**Short exercise**
Transcribe the material word for word, but without the images.

--- START ---

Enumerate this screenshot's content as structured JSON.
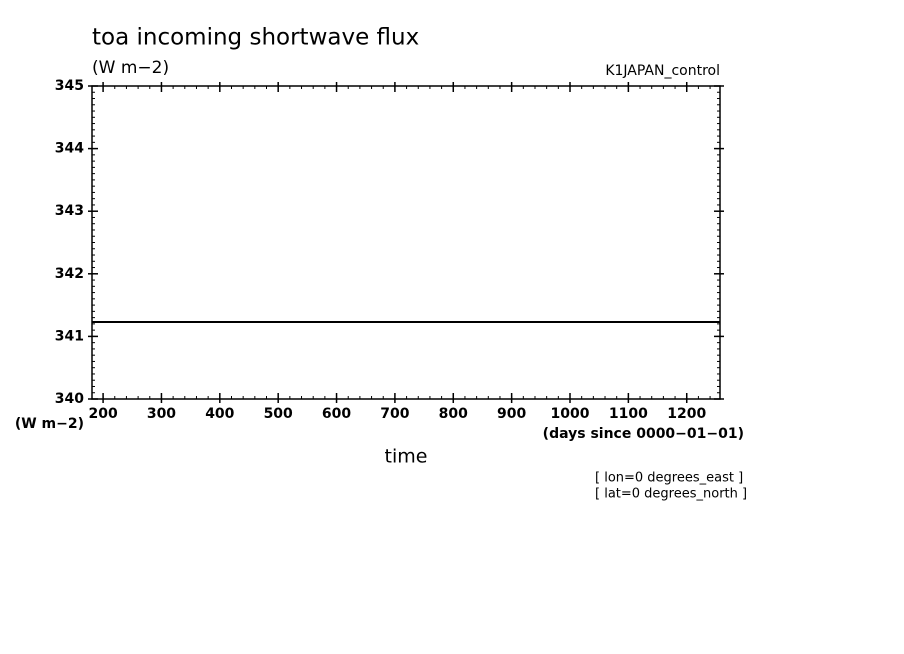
{
  "chart_data": {
    "type": "line",
    "title": "toa incoming shortwave flux",
    "subtitle": "(W m−2)",
    "experiment": "K1JAPAN_control",
    "y_unit_label": "(W m−2)",
    "x_unit_label": "(days since 0000−01−01)",
    "x_label": "time",
    "annotations": [
      "[ lon=0 degrees_east ]",
      "[ lat=0 degrees_north ]"
    ],
    "x": [
      181,
      1257
    ],
    "series": [
      {
        "name": "toa incoming shortwave flux",
        "color": "#000000",
        "values": [
          341.23,
          341.23
        ]
      }
    ],
    "xlim": [
      181,
      1257
    ],
    "xticks": [
      200,
      300,
      400,
      500,
      600,
      700,
      800,
      900,
      1000,
      1100,
      1200
    ],
    "ylim": [
      340,
      345
    ],
    "yticks": [
      340,
      341,
      342,
      343,
      344,
      345
    ],
    "grid": false
  }
}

--- END ---

**Task answer**
Enumerate this screenshot's content as structured JSON.
{
  "chart_data": {
    "type": "line",
    "title": "toa incoming shortwave flux",
    "subtitle": "(W m−2)",
    "experiment": "K1JAPAN_control",
    "y_unit_label": "(W m−2)",
    "x_unit_label": "(days since 0000−01−01)",
    "x_label": "time",
    "annotations": [
      "[ lon=0 degrees_east ]",
      "[ lat=0 degrees_north ]"
    ],
    "x": [
      181,
      1257
    ],
    "series": [
      {
        "name": "toa incoming shortwave flux",
        "color": "#000000",
        "values": [
          341.23,
          341.23
        ]
      }
    ],
    "xlim": [
      181,
      1257
    ],
    "xticks": [
      200,
      300,
      400,
      500,
      600,
      700,
      800,
      900,
      1000,
      1100,
      1200
    ],
    "ylim": [
      340,
      345
    ],
    "yticks": [
      340,
      341,
      342,
      343,
      344,
      345
    ],
    "grid": false
  }
}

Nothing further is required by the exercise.